**問題の内容**
エントリの最初の行から「122, 755, 127]」を含む行までを、「Help」だけを「Support」に変えて書き直してください。それ以外はすべてそのままにしてください。

**使うエントリ**
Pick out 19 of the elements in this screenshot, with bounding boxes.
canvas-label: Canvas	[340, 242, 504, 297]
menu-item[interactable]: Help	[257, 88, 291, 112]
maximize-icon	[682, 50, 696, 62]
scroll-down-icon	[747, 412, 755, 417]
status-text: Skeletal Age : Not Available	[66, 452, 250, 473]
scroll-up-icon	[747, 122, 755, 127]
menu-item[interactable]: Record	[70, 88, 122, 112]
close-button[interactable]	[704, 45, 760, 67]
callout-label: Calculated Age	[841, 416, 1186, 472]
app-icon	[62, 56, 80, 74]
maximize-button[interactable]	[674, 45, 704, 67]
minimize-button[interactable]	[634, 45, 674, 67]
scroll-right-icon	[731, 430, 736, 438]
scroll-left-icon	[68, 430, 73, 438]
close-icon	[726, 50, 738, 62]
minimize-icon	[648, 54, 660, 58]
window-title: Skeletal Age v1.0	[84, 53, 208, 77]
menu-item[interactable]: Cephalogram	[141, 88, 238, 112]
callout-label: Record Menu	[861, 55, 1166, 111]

**解答**
Pick out 19 of the elements in this screenshot, with bounding boxes.
canvas-label: Canvas	[340, 242, 504, 297]
menu-item[interactable]: Support	[257, 88, 291, 112]
maximize-icon	[682, 50, 696, 62]
scroll-down-icon	[747, 412, 755, 417]
status-text: Skeletal Age : Not Available	[66, 452, 250, 473]
scroll-up-icon	[747, 122, 755, 127]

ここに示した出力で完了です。